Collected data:
# # # # #
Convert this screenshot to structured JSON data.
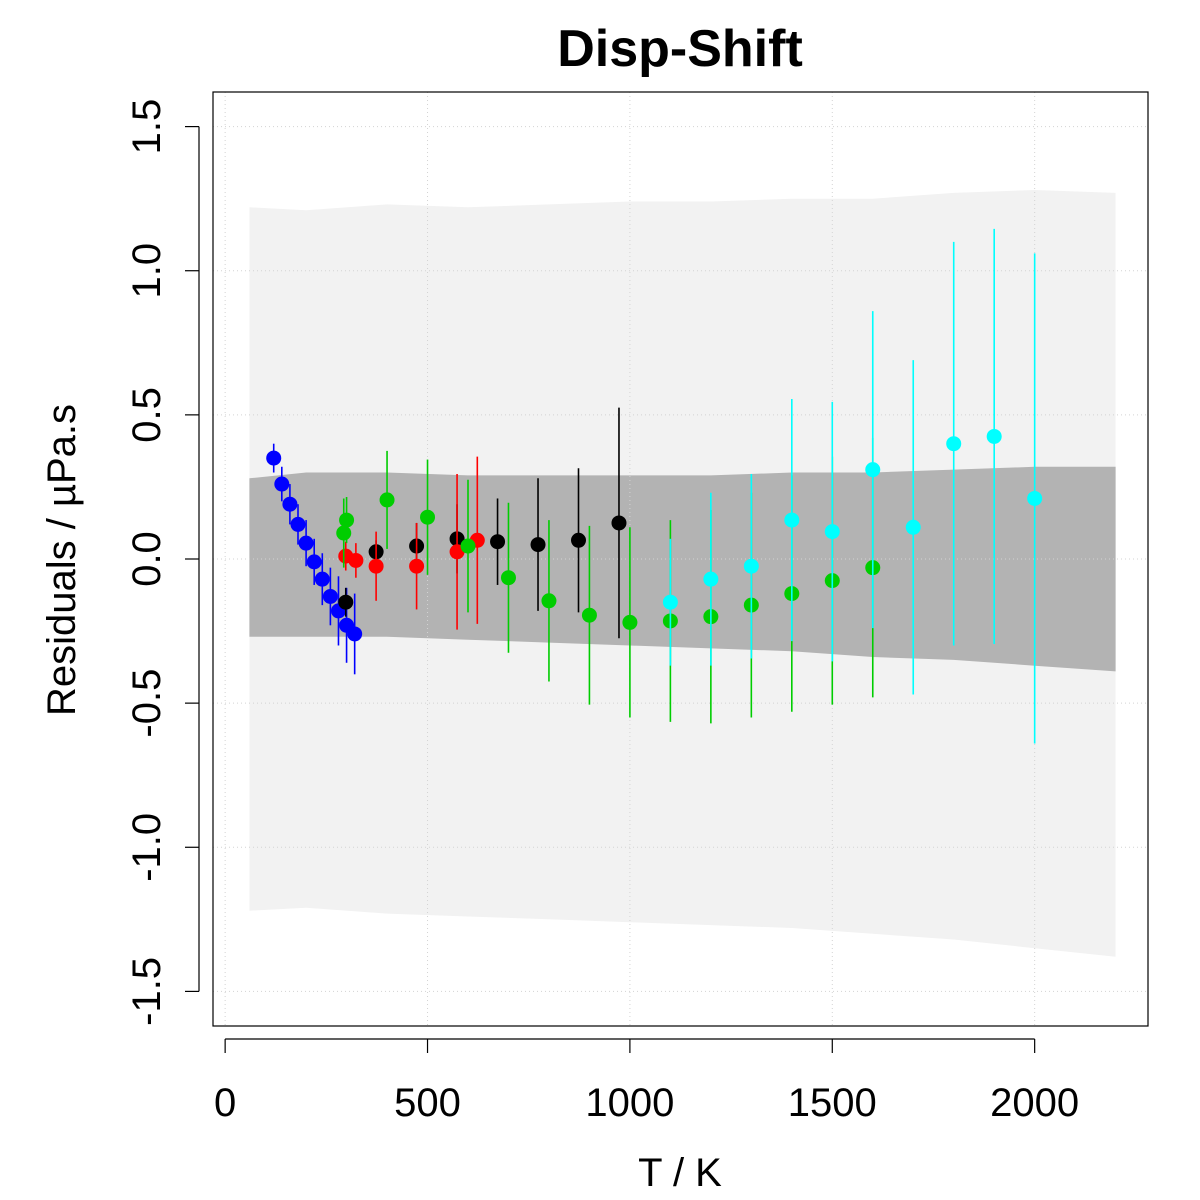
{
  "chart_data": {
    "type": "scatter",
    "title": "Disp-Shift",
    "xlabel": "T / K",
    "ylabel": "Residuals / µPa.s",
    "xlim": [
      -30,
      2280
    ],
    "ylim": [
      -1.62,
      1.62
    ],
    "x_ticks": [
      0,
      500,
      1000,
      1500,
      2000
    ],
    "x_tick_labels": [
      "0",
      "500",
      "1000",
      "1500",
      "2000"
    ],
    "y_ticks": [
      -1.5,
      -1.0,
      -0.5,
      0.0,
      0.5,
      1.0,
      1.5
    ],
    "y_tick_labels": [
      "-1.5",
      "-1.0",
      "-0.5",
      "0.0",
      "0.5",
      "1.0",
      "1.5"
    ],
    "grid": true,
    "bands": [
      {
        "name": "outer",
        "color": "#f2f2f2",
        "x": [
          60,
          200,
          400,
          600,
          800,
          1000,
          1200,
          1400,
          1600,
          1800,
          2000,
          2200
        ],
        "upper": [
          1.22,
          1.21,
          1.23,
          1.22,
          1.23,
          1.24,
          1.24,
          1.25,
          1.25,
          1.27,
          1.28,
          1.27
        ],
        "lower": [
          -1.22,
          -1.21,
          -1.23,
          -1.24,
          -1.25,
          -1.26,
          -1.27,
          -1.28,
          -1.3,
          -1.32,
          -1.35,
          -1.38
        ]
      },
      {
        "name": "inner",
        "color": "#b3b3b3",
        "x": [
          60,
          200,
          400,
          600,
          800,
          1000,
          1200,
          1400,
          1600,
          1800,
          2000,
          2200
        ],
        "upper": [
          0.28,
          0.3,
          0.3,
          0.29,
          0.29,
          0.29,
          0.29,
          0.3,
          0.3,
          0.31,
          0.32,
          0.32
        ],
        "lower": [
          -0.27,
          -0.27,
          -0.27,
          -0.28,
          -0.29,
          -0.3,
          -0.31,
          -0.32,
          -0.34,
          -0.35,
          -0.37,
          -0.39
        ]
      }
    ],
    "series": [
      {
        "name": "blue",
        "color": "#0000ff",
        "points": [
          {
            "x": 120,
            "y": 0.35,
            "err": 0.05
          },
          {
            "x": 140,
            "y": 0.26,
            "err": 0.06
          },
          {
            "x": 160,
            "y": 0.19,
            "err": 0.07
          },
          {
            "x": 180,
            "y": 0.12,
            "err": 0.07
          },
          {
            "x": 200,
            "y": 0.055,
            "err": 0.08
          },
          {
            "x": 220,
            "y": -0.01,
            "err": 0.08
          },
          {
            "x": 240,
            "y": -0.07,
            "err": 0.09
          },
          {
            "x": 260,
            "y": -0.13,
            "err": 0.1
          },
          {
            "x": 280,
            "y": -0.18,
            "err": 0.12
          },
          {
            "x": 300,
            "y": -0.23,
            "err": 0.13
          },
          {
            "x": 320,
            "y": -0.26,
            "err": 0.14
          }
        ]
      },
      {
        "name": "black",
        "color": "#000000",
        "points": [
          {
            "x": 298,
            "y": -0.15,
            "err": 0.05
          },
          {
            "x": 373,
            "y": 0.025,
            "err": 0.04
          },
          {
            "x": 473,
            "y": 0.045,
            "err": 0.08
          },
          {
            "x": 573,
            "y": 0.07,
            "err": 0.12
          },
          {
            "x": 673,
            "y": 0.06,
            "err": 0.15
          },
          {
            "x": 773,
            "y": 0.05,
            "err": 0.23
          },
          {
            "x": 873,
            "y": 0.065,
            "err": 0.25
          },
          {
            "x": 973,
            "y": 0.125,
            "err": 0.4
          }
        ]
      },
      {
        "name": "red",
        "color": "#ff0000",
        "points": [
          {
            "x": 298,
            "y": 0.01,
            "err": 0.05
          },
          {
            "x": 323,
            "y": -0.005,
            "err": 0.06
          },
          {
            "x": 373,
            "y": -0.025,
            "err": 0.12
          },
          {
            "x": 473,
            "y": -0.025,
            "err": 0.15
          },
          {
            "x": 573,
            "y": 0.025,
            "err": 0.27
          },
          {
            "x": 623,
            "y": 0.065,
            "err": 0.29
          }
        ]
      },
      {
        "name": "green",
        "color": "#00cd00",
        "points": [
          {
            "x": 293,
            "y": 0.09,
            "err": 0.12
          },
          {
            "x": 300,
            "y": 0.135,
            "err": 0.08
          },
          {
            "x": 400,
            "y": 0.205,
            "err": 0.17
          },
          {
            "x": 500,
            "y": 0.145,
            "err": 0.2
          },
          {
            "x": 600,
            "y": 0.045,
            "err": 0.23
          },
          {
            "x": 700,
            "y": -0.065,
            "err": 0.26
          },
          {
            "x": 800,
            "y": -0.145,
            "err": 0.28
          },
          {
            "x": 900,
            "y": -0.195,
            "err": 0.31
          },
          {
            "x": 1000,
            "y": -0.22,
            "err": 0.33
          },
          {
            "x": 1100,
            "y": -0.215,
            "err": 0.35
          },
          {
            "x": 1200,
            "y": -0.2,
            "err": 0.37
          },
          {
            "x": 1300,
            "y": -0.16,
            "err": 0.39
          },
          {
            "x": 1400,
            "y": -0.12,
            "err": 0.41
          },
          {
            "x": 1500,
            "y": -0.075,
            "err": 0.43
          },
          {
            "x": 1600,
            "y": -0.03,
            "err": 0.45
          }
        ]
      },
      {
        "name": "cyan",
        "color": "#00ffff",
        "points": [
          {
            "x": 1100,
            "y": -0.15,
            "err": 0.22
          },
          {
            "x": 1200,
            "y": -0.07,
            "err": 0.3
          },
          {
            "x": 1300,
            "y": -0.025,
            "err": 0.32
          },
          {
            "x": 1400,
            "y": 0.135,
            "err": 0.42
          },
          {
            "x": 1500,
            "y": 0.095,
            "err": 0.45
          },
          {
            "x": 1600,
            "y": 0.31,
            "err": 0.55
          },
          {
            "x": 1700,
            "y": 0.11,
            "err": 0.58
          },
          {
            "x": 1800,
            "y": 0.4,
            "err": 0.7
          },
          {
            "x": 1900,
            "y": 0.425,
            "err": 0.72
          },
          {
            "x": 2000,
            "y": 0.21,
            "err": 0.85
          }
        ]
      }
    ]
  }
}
# # # # #
Without the pictures, transcribe the listing above exactly.

EXERCISE RESPONSE:
Convert this screenshot to structured JSON data.
{
  "chart_data": {
    "type": "scatter",
    "title": "Disp-Shift",
    "xlabel": "T / K",
    "ylabel": "Residuals / µPa.s",
    "xlim": [
      -30,
      2280
    ],
    "ylim": [
      -1.62,
      1.62
    ],
    "x_ticks": [
      0,
      500,
      1000,
      1500,
      2000
    ],
    "x_tick_labels": [
      "0",
      "500",
      "1000",
      "1500",
      "2000"
    ],
    "y_ticks": [
      -1.5,
      -1.0,
      -0.5,
      0.0,
      0.5,
      1.0,
      1.5
    ],
    "y_tick_labels": [
      "-1.5",
      "-1.0",
      "-0.5",
      "0.0",
      "0.5",
      "1.0",
      "1.5"
    ],
    "grid": true,
    "bands": [
      {
        "name": "outer",
        "color": "#f2f2f2",
        "x": [
          60,
          200,
          400,
          600,
          800,
          1000,
          1200,
          1400,
          1600,
          1800,
          2000,
          2200
        ],
        "upper": [
          1.22,
          1.21,
          1.23,
          1.22,
          1.23,
          1.24,
          1.24,
          1.25,
          1.25,
          1.27,
          1.28,
          1.27
        ],
        "lower": [
          -1.22,
          -1.21,
          -1.23,
          -1.24,
          -1.25,
          -1.26,
          -1.27,
          -1.28,
          -1.3,
          -1.32,
          -1.35,
          -1.38
        ]
      },
      {
        "name": "inner",
        "color": "#b3b3b3",
        "x": [
          60,
          200,
          400,
          600,
          800,
          1000,
          1200,
          1400,
          1600,
          1800,
          2000,
          2200
        ],
        "upper": [
          0.28,
          0.3,
          0.3,
          0.29,
          0.29,
          0.29,
          0.29,
          0.3,
          0.3,
          0.31,
          0.32,
          0.32
        ],
        "lower": [
          -0.27,
          -0.27,
          -0.27,
          -0.28,
          -0.29,
          -0.3,
          -0.31,
          -0.32,
          -0.34,
          -0.35,
          -0.37,
          -0.39
        ]
      }
    ],
    "series": [
      {
        "name": "blue",
        "color": "#0000ff",
        "points": [
          {
            "x": 120,
            "y": 0.35,
            "err": 0.05
          },
          {
            "x": 140,
            "y": 0.26,
            "err": 0.06
          },
          {
            "x": 160,
            "y": 0.19,
            "err": 0.07
          },
          {
            "x": 180,
            "y": 0.12,
            "err": 0.07
          },
          {
            "x": 200,
            "y": 0.055,
            "err": 0.08
          },
          {
            "x": 220,
            "y": -0.01,
            "err": 0.08
          },
          {
            "x": 240,
            "y": -0.07,
            "err": 0.09
          },
          {
            "x": 260,
            "y": -0.13,
            "err": 0.1
          },
          {
            "x": 280,
            "y": -0.18,
            "err": 0.12
          },
          {
            "x": 300,
            "y": -0.23,
            "err": 0.13
          },
          {
            "x": 320,
            "y": -0.26,
            "err": 0.14
          }
        ]
      },
      {
        "name": "black",
        "color": "#000000",
        "points": [
          {
            "x": 298,
            "y": -0.15,
            "err": 0.05
          },
          {
            "x": 373,
            "y": 0.025,
            "err": 0.04
          },
          {
            "x": 473,
            "y": 0.045,
            "err": 0.08
          },
          {
            "x": 573,
            "y": 0.07,
            "err": 0.12
          },
          {
            "x": 673,
            "y": 0.06,
            "err": 0.15
          },
          {
            "x": 773,
            "y": 0.05,
            "err": 0.23
          },
          {
            "x": 873,
            "y": 0.065,
            "err": 0.25
          },
          {
            "x": 973,
            "y": 0.125,
            "err": 0.4
          }
        ]
      },
      {
        "name": "red",
        "color": "#ff0000",
        "points": [
          {
            "x": 298,
            "y": 0.01,
            "err": 0.05
          },
          {
            "x": 323,
            "y": -0.005,
            "err": 0.06
          },
          {
            "x": 373,
            "y": -0.025,
            "err": 0.12
          },
          {
            "x": 473,
            "y": -0.025,
            "err": 0.15
          },
          {
            "x": 573,
            "y": 0.025,
            "err": 0.27
          },
          {
            "x": 623,
            "y": 0.065,
            "err": 0.29
          }
        ]
      },
      {
        "name": "green",
        "color": "#00cd00",
        "points": [
          {
            "x": 293,
            "y": 0.09,
            "err": 0.12
          },
          {
            "x": 300,
            "y": 0.135,
            "err": 0.08
          },
          {
            "x": 400,
            "y": 0.205,
            "err": 0.17
          },
          {
            "x": 500,
            "y": 0.145,
            "err": 0.2
          },
          {
            "x": 600,
            "y": 0.045,
            "err": 0.23
          },
          {
            "x": 700,
            "y": -0.065,
            "err": 0.26
          },
          {
            "x": 800,
            "y": -0.145,
            "err": 0.28
          },
          {
            "x": 900,
            "y": -0.195,
            "err": 0.31
          },
          {
            "x": 1000,
            "y": -0.22,
            "err": 0.33
          },
          {
            "x": 1100,
            "y": -0.215,
            "err": 0.35
          },
          {
            "x": 1200,
            "y": -0.2,
            "err": 0.37
          },
          {
            "x": 1300,
            "y": -0.16,
            "err": 0.39
          },
          {
            "x": 1400,
            "y": -0.12,
            "err": 0.41
          },
          {
            "x": 1500,
            "y": -0.075,
            "err": 0.43
          },
          {
            "x": 1600,
            "y": -0.03,
            "err": 0.45
          }
        ]
      },
      {
        "name": "cyan",
        "color": "#00ffff",
        "points": [
          {
            "x": 1100,
            "y": -0.15,
            "err": 0.22
          },
          {
            "x": 1200,
            "y": -0.07,
            "err": 0.3
          },
          {
            "x": 1300,
            "y": -0.025,
            "err": 0.32
          },
          {
            "x": 1400,
            "y": 0.135,
            "err": 0.42
          },
          {
            "x": 1500,
            "y": 0.095,
            "err": 0.45
          },
          {
            "x": 1600,
            "y": 0.31,
            "err": 0.55
          },
          {
            "x": 1700,
            "y": 0.11,
            "err": 0.58
          },
          {
            "x": 1800,
            "y": 0.4,
            "err": 0.7
          },
          {
            "x": 1900,
            "y": 0.425,
            "err": 0.72
          },
          {
            "x": 2000,
            "y": 0.21,
            "err": 0.85
          }
        ]
      }
    ]
  }
}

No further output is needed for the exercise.